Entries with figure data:
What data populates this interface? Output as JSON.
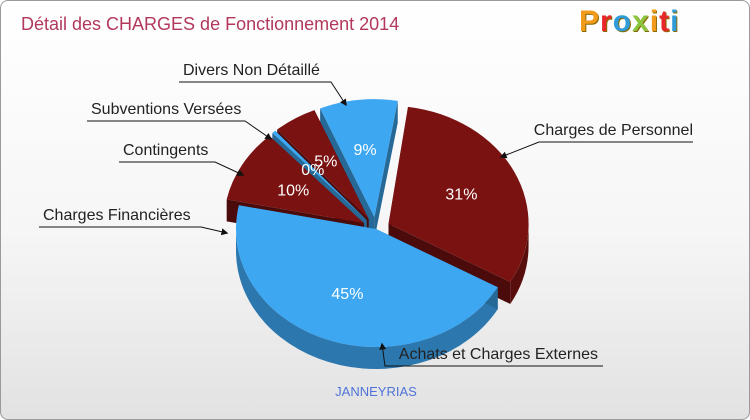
{
  "title": "Détail des CHARGES de Fonctionnement 2014",
  "logo": {
    "text": "Proxiti",
    "colors": [
      "#f29a1a",
      "#e8262b",
      "#2f9bd8",
      "#8bc53f",
      "#f29a1a",
      "#e8262b",
      "#2f9bd8"
    ]
  },
  "subtitle": "JANNEYRIAS",
  "colors": {
    "blue": "#3da7f2",
    "dark_red": "#7a1212",
    "title": "#b2385c"
  },
  "chart_data": {
    "type": "pie",
    "title": "Détail des CHARGES de Fonctionnement 2014",
    "subtitle": "JANNEYRIAS",
    "slices": [
      {
        "label": "Charges de Personnel",
        "value": 31,
        "pct_label": "31%",
        "color": "#7a1212"
      },
      {
        "label": "Achats et Charges Externes",
        "value": 45,
        "pct_label": "45%",
        "color": "#3da7f2"
      },
      {
        "label": "Charges Financières",
        "value": 10,
        "pct_label": "10%",
        "color": "#7a1212"
      },
      {
        "label": "Contingents",
        "value": 0,
        "pct_label": "0%",
        "color": "#3da7f2"
      },
      {
        "label": "Subventions Versées",
        "value": 5,
        "pct_label": "5%",
        "color": "#7a1212"
      },
      {
        "label": "Divers Non Détaillé",
        "value": 9,
        "pct_label": "9%",
        "color": "#3da7f2"
      }
    ]
  }
}
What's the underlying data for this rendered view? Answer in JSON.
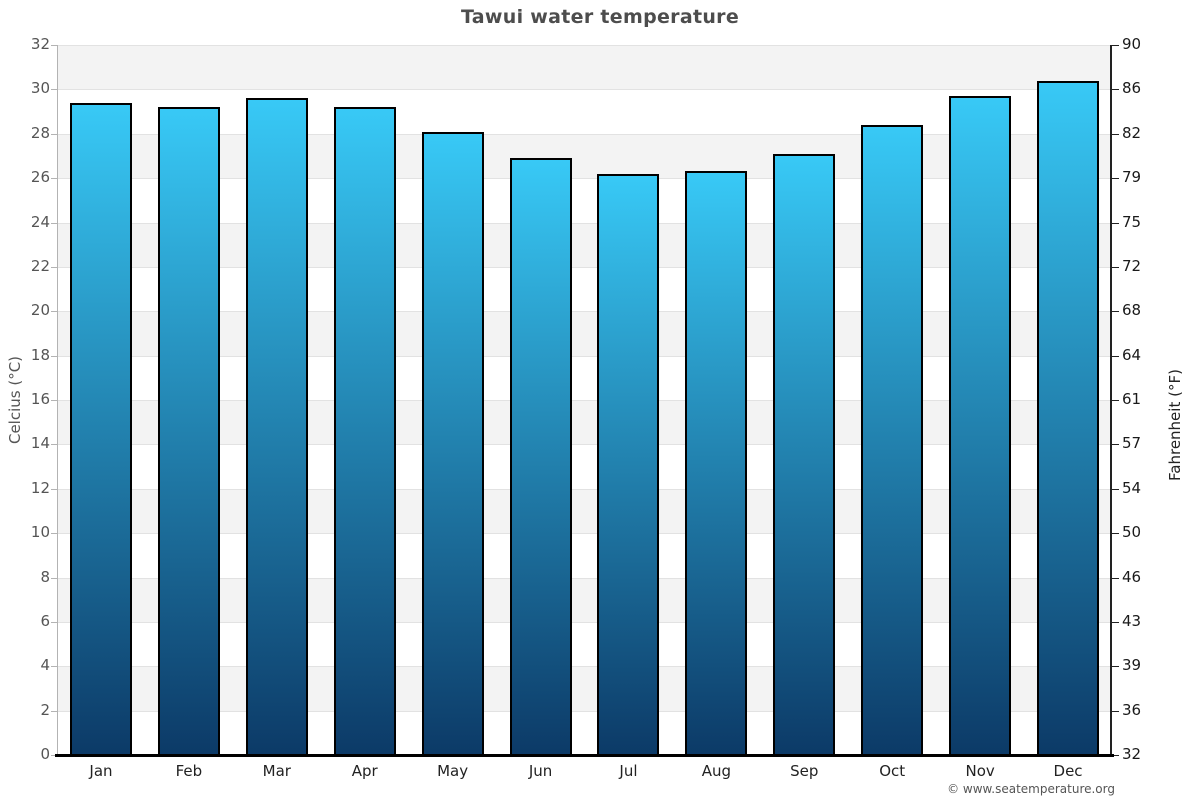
{
  "title": "Tawui water temperature",
  "footer": "© www.seatemperature.org",
  "axes": {
    "left_label": "Celcius (°C)",
    "right_label": "Fahrenheit (°F)"
  },
  "chart_data": {
    "type": "bar",
    "title": "Tawui water temperature",
    "categories": [
      "Jan",
      "Feb",
      "Mar",
      "Apr",
      "May",
      "Jun",
      "Jul",
      "Aug",
      "Sep",
      "Oct",
      "Nov",
      "Dec"
    ],
    "values": [
      29.4,
      29.2,
      29.6,
      29.2,
      28.1,
      26.9,
      26.2,
      26.3,
      27.1,
      28.4,
      29.7,
      30.4
    ],
    "unit": "°C",
    "xlabel": "",
    "ylabel_left": "Celcius (°C)",
    "ylabel_right": "Fahrenheit (°F)",
    "ylim": [
      0,
      32
    ],
    "yticks_celsius": [
      32,
      30,
      28,
      26,
      24,
      22,
      20,
      18,
      16,
      14,
      12,
      10,
      8,
      6,
      4,
      2,
      0
    ],
    "yticks_fahrenheit": [
      90,
      86,
      82,
      79,
      75,
      72,
      68,
      64,
      61,
      57,
      54,
      50,
      46,
      43,
      39,
      36,
      32
    ],
    "grid": "alternating-horizontal-bands",
    "legend": "none",
    "colors": {
      "bar_gradient_top": "#38c9f6",
      "bar_gradient_bottom": "#0c3a67",
      "bar_border": "#000000",
      "band_gray": "#f3f3f3",
      "band_white": "#ffffff",
      "gridline": "#e2e2e2",
      "title": "#4d4d4d",
      "tick_label_left": "#555555",
      "tick_label_right": "#1a1a1a",
      "axis_left_line": "#b3b3b3",
      "axis_right_line": "#222222",
      "axis_bottom_line": "#000000",
      "footer": "#555555"
    }
  }
}
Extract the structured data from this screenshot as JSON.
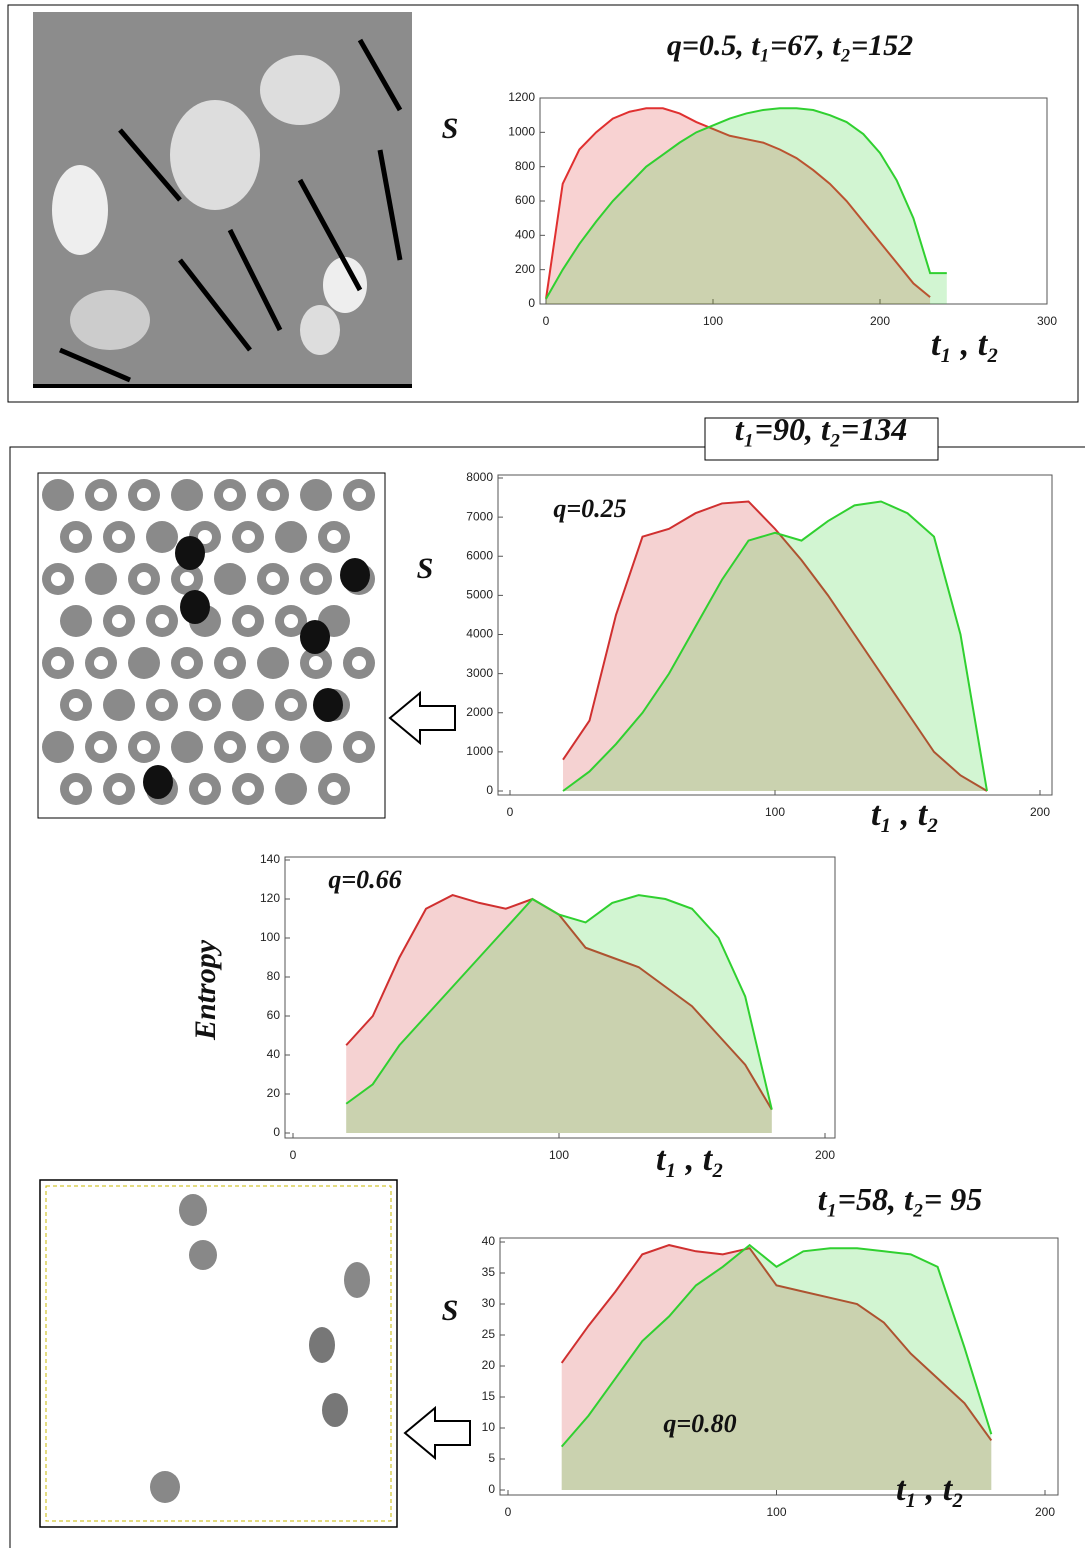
{
  "chart_data": [
    {
      "type": "line",
      "title": "q=0.5,  t₁=67,  t₂=152",
      "ylabel": "S",
      "xlabel": "t₁ ,  t₂",
      "x": [
        0,
        10,
        20,
        30,
        40,
        50,
        60,
        70,
        80,
        90,
        100,
        110,
        120,
        130,
        140,
        150,
        160,
        170,
        180,
        190,
        200,
        210,
        220,
        230,
        240
      ],
      "series": [
        {
          "color": "#e03030",
          "values": [
            30,
            700,
            900,
            1000,
            1080,
            1120,
            1140,
            1140,
            1110,
            1060,
            1020,
            980,
            960,
            940,
            900,
            850,
            780,
            700,
            600,
            480,
            360,
            240,
            120,
            40,
            null
          ]
        },
        {
          "color": "#30d030",
          "values": [
            30,
            200,
            350,
            480,
            600,
            700,
            800,
            870,
            940,
            1000,
            1040,
            1080,
            1110,
            1130,
            1140,
            1140,
            1130,
            1100,
            1060,
            990,
            880,
            720,
            500,
            180,
            180
          ]
        }
      ],
      "xlim": [
        0,
        300
      ],
      "xticks": [
        0,
        100,
        200,
        300
      ],
      "ylim": [
        0,
        1200
      ],
      "yticks": [
        0,
        200,
        400,
        600,
        800,
        1000,
        1200
      ]
    },
    {
      "type": "line",
      "title": "t₁=90, t₂=134",
      "annotation": "q=0.25",
      "ylabel": "S",
      "xlabel": "t₁ ,  t₂",
      "x": [
        20,
        30,
        40,
        50,
        60,
        70,
        80,
        90,
        100,
        110,
        120,
        130,
        140,
        150,
        160,
        170,
        180
      ],
      "series": [
        {
          "color": "#d03030",
          "values": [
            800,
            1800,
            4500,
            6500,
            6700,
            7100,
            7350,
            7400,
            6700,
            5900,
            5000,
            4000,
            3000,
            2000,
            1000,
            400,
            0
          ]
        },
        {
          "color": "#30d030",
          "values": [
            0,
            500,
            1200,
            2000,
            3000,
            4200,
            5400,
            6400,
            6600,
            6400,
            6900,
            7300,
            7400,
            7100,
            6500,
            4000,
            0
          ]
        }
      ],
      "xlim": [
        0,
        200
      ],
      "xticks": [
        0,
        100,
        200
      ],
      "ylim": [
        0,
        8000
      ],
      "yticks": [
        0,
        1000,
        2000,
        3000,
        4000,
        5000,
        6000,
        7000,
        8000
      ]
    },
    {
      "type": "line",
      "annotation": "q=0.66",
      "ylabel": "Entropy",
      "xlabel": "t₁ ,  t₂",
      "x": [
        20,
        30,
        40,
        50,
        60,
        70,
        80,
        90,
        100,
        110,
        120,
        130,
        140,
        150,
        160,
        170,
        180
      ],
      "series": [
        {
          "color": "#d03030",
          "values": [
            45,
            60,
            90,
            115,
            122,
            118,
            115,
            120,
            112,
            95,
            90,
            85,
            75,
            65,
            50,
            35,
            12
          ]
        },
        {
          "color": "#30d030",
          "values": [
            15,
            25,
            45,
            60,
            75,
            90,
            105,
            120,
            112,
            108,
            118,
            122,
            120,
            115,
            100,
            70,
            12
          ]
        }
      ],
      "xlim": [
        0,
        200
      ],
      "xticks": [
        0,
        100,
        200
      ],
      "ylim": [
        0,
        140
      ],
      "yticks": [
        0,
        20,
        40,
        60,
        80,
        100,
        120,
        140
      ]
    },
    {
      "type": "line",
      "title": "t₁=58, t₂= 95",
      "annotation": "q=0.80",
      "ylabel": "S",
      "xlabel": "t₁ ,  t₂",
      "x": [
        20,
        30,
        40,
        50,
        60,
        70,
        80,
        90,
        100,
        110,
        120,
        130,
        140,
        150,
        160,
        170,
        180
      ],
      "series": [
        {
          "color": "#d03030",
          "values": [
            20.5,
            26.5,
            32,
            38,
            39.5,
            38.5,
            38,
            39,
            33,
            32,
            31,
            30,
            27,
            22,
            18,
            14,
            8
          ]
        },
        {
          "color": "#30d030",
          "values": [
            7,
            12,
            18,
            24,
            28,
            33,
            36,
            39.5,
            36,
            38.5,
            39,
            39,
            38.5,
            38,
            36,
            23,
            9
          ]
        }
      ],
      "xlim": [
        0,
        200
      ],
      "xticks": [
        0,
        100,
        200
      ],
      "ylim": [
        0,
        40
      ],
      "yticks": [
        0,
        5,
        10,
        15,
        20,
        25,
        30,
        35,
        40
      ]
    }
  ]
}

__JOB__. Write the records out once more, exactly as they appear, with no pictures.

__TASK SOLUTION__.
What data populates this interface? Output as JSON.
{
  "title": "Détail des CHARGES de Fonctionnement 2014",
  "logo": {
    "text": "Proxiti",
    "colors": [
      "#f29a1a",
      "#e8262b",
      "#2f9bd8",
      "#8bc53f",
      "#f29a1a",
      "#e8262b",
      "#2f9bd8"
    ]
  },
  "subtitle": "JANNEYRIAS",
  "colors": {
    "blue": "#3da7f2",
    "dark_red": "#7a1212",
    "title": "#b2385c"
  },
  "chart_data": {
    "type": "pie",
    "title": "Détail des CHARGES de Fonctionnement 2014",
    "subtitle": "JANNEYRIAS",
    "slices": [
      {
        "label": "Charges de Personnel",
        "value": 31,
        "pct_label": "31%",
        "color": "#7a1212"
      },
      {
        "label": "Achats et Charges Externes",
        "value": 45,
        "pct_label": "45%",
        "color": "#3da7f2"
      },
      {
        "label": "Charges Financières",
        "value": 10,
        "pct_label": "10%",
        "color": "#7a1212"
      },
      {
        "label": "Contingents",
        "value": 0,
        "pct_label": "0%",
        "color": "#3da7f2"
      },
      {
        "label": "Subventions Versées",
        "value": 5,
        "pct_label": "5%",
        "color": "#7a1212"
      },
      {
        "label": "Divers Non Détaillé",
        "value": 9,
        "pct_label": "9%",
        "color": "#3da7f2"
      }
    ]
  }
}
What's the underlying data for this rendered view? Answer in JSON.
{
  "title": "Tawui water temperature",
  "footer": "© www.seatemperature.org",
  "axes": {
    "left_label": "Celcius (°C)",
    "right_label": "Fahrenheit (°F)"
  },
  "chart_data": {
    "type": "bar",
    "title": "Tawui water temperature",
    "categories": [
      "Jan",
      "Feb",
      "Mar",
      "Apr",
      "May",
      "Jun",
      "Jul",
      "Aug",
      "Sep",
      "Oct",
      "Nov",
      "Dec"
    ],
    "values": [
      29.4,
      29.2,
      29.6,
      29.2,
      28.1,
      26.9,
      26.2,
      26.3,
      27.1,
      28.4,
      29.7,
      30.4
    ],
    "unit": "°C",
    "xlabel": "",
    "ylabel_left": "Celcius (°C)",
    "ylabel_right": "Fahrenheit (°F)",
    "ylim": [
      0,
      32
    ],
    "yticks_celsius": [
      32,
      30,
      28,
      26,
      24,
      22,
      20,
      18,
      16,
      14,
      12,
      10,
      8,
      6,
      4,
      2,
      0
    ],
    "yticks_fahrenheit": [
      90,
      86,
      82,
      79,
      75,
      72,
      68,
      64,
      61,
      57,
      54,
      50,
      46,
      43,
      39,
      36,
      32
    ],
    "grid": "alternating-horizontal-bands",
    "legend": "none",
    "colors": {
      "bar_gradient_top": "#38c9f6",
      "bar_gradient_bottom": "#0c3a67",
      "bar_border": "#000000",
      "band_gray": "#f3f3f3",
      "band_white": "#ffffff",
      "gridline": "#e2e2e2",
      "title": "#4d4d4d",
      "tick_label_left": "#555555",
      "tick_label_right": "#1a1a1a",
      "axis_left_line": "#b3b3b3",
      "axis_right_line": "#222222",
      "axis_bottom_line": "#000000",
      "footer": "#555555"
    }
  }
}
Extract the structured data from this screenshot as JSON.
{
  "chart_data": [
    {
      "type": "line",
      "title": "q=0.5,  t₁=67,  t₂=152",
      "ylabel": "S",
      "xlabel": "t₁ ,  t₂",
      "x": [
        0,
        10,
        20,
        30,
        40,
        50,
        60,
        70,
        80,
        90,
        100,
        110,
        120,
        130,
        140,
        150,
        160,
        170,
        180,
        190,
        200,
        210,
        220,
        230,
        240
      ],
      "series": [
        {
          "color": "#e03030",
          "values": [
            30,
            700,
            900,
            1000,
            1080,
            1120,
            1140,
            1140,
            1110,
            1060,
            1020,
            980,
            960,
            940,
            900,
            850,
            780,
            700,
            600,
            480,
            360,
            240,
            120,
            40,
            null
          ]
        },
        {
          "color": "#30d030",
          "values": [
            30,
            200,
            350,
            480,
            600,
            700,
            800,
            870,
            940,
            1000,
            1040,
            1080,
            1110,
            1130,
            1140,
            1140,
            1130,
            1100,
            1060,
            990,
            880,
            720,
            500,
            180,
            180
          ]
        }
      ],
      "xlim": [
        0,
        300
      ],
      "xticks": [
        0,
        100,
        200,
        300
      ],
      "ylim": [
        0,
        1200
      ],
      "yticks": [
        0,
        200,
        400,
        600,
        800,
        1000,
        1200
      ]
    },
    {
      "type": "line",
      "title": "t₁=90, t₂=134",
      "annotation": "q=0.25",
      "ylabel": "S",
      "xlabel": "t₁ ,  t₂",
      "x": [
        20,
        30,
        40,
        50,
        60,
        70,
        80,
        90,
        100,
        110,
        120,
        130,
        140,
        150,
        160,
        170,
        180
      ],
      "series": [
        {
          "color": "#d03030",
          "values": [
            800,
            1800,
            4500,
            6500,
            6700,
            7100,
            7350,
            7400,
            6700,
            5900,
            5000,
            4000,
            3000,
            2000,
            1000,
            400,
            0
          ]
        },
        {
          "color": "#30d030",
          "values": [
            0,
            500,
            1200,
            2000,
            3000,
            4200,
            5400,
            6400,
            6600,
            6400,
            6900,
            7300,
            7400,
            7100,
            6500,
            4000,
            0
          ]
        }
      ],
      "xlim": [
        0,
        200
      ],
      "xticks": [
        0,
        100,
        200
      ],
      "ylim": [
        0,
        8000
      ],
      "yticks": [
        0,
        1000,
        2000,
        3000,
        4000,
        5000,
        6000,
        7000,
        8000
      ]
    },
    {
      "type": "line",
      "annotation": "q=0.66",
      "ylabel": "Entropy",
      "xlabel": "t₁ ,  t₂",
      "x": [
        20,
        30,
        40,
        50,
        60,
        70,
        80,
        90,
        100,
        110,
        120,
        130,
        140,
        150,
        160,
        170,
        180
      ],
      "series": [
        {
          "color": "#d03030",
          "values": [
            45,
            60,
            90,
            115,
            122,
            118,
            115,
            120,
            112,
            95,
            90,
            85,
            75,
            65,
            50,
            35,
            12
          ]
        },
        {
          "color": "#30d030",
          "values": [
            15,
            25,
            45,
            60,
            75,
            90,
            105,
            120,
            112,
            108,
            118,
            122,
            120,
            115,
            100,
            70,
            12
          ]
        }
      ],
      "xlim": [
        0,
        200
      ],
      "xticks": [
        0,
        100,
        200
      ],
      "ylim": [
        0,
        140
      ],
      "yticks": [
        0,
        20,
        40,
        60,
        80,
        100,
        120,
        140
      ]
    },
    {
      "type": "line",
      "title": "t₁=58, t₂= 95",
      "annotation": "q=0.80",
      "ylabel": "S",
      "xlabel": "t₁ ,  t₂",
      "x": [
        20,
        30,
        40,
        50,
        60,
        70,
        80,
        90,
        100,
        110,
        120,
        130,
        140,
        150,
        160,
        170,
        180
      ],
      "series": [
        {
          "color": "#d03030",
          "values": [
            20.5,
            26.5,
            32,
            38,
            39.5,
            38.5,
            38,
            39,
            33,
            32,
            31,
            30,
            27,
            22,
            18,
            14,
            8
          ]
        },
        {
          "color": "#30d030",
          "values": [
            7,
            12,
            18,
            24,
            28,
            33,
            36,
            39.5,
            36,
            38.5,
            39,
            39,
            38.5,
            38,
            36,
            23,
            9
          ]
        }
      ],
      "xlim": [
        0,
        200
      ],
      "xticks": [
        0,
        100,
        200
      ],
      "ylim": [
        0,
        40
      ],
      "yticks": [
        0,
        5,
        10,
        15,
        20,
        25,
        30,
        35,
        40
      ]
    }
  ]
}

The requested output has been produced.